» Your task:
Count the lines in the data below that contain the string "mode", treating uppercase and lowercase as different. Reply with the number alone.

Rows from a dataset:
|---|

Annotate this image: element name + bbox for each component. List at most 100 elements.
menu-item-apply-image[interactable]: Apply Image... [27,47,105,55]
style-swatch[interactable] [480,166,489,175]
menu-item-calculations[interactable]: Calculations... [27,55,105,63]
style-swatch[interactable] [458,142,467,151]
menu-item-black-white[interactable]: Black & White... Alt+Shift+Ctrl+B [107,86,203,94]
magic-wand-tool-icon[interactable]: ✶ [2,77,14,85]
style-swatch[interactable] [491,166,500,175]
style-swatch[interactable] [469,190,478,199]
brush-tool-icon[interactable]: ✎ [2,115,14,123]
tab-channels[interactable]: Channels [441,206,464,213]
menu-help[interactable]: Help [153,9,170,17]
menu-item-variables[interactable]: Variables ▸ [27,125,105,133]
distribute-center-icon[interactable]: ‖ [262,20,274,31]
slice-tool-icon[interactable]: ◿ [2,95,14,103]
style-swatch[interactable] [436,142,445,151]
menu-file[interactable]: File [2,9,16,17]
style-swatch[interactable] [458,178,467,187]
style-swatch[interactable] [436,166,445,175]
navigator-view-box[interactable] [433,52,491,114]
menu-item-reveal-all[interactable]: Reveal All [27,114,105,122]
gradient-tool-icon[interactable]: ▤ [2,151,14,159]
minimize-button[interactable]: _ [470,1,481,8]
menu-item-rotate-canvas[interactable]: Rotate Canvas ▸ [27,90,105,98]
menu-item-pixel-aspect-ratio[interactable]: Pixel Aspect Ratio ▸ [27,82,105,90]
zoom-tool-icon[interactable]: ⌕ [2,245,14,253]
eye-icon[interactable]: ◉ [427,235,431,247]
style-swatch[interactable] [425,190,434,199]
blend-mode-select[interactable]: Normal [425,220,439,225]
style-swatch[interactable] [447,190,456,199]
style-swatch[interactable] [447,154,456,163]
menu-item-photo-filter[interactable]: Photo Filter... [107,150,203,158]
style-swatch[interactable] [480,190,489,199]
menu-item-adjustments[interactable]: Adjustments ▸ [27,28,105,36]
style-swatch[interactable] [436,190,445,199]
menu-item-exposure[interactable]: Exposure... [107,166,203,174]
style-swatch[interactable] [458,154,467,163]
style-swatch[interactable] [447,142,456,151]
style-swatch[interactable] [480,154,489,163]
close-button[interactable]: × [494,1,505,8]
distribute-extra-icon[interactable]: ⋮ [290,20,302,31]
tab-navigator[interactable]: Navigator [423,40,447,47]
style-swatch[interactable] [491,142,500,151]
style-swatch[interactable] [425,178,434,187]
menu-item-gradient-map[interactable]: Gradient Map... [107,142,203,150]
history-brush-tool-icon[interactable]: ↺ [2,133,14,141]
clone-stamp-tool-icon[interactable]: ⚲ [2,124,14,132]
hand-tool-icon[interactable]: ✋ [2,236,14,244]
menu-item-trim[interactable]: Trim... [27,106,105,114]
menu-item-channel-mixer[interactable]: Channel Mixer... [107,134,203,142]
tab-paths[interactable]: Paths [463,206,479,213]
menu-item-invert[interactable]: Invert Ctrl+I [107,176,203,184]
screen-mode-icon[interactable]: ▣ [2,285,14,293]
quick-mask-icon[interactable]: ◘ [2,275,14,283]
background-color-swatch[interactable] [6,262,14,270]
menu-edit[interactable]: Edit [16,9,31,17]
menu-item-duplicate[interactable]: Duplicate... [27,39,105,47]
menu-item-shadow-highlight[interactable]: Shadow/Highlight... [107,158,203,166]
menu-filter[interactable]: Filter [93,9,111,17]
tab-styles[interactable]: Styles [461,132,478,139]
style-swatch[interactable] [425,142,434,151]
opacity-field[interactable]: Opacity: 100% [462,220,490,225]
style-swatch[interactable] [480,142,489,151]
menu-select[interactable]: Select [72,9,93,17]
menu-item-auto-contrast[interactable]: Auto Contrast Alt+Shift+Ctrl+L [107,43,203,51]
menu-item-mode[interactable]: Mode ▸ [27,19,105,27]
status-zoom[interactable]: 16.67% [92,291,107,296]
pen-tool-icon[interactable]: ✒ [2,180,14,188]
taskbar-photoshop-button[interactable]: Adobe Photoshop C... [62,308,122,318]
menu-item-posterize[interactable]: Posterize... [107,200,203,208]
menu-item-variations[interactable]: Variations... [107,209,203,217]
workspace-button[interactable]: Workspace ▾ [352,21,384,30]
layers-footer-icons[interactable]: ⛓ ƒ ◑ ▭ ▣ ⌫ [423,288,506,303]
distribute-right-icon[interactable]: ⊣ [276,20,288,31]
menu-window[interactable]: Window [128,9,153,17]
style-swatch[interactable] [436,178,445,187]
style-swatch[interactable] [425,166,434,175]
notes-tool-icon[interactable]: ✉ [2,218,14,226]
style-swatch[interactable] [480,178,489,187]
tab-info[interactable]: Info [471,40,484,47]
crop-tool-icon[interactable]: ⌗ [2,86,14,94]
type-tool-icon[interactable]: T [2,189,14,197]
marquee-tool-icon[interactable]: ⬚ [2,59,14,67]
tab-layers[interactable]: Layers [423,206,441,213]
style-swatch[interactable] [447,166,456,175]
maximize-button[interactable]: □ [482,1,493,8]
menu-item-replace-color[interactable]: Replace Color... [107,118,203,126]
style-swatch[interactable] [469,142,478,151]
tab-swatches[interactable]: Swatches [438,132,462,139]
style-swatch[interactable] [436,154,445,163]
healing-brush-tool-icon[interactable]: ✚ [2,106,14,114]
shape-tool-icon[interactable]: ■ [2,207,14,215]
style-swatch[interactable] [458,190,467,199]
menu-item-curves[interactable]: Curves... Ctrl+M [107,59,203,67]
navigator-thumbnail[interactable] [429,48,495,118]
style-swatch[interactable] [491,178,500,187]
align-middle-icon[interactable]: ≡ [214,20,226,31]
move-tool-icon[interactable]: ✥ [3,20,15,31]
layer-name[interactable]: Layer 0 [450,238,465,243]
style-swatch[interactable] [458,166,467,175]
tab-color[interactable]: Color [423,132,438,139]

|---|

» Complete output:
3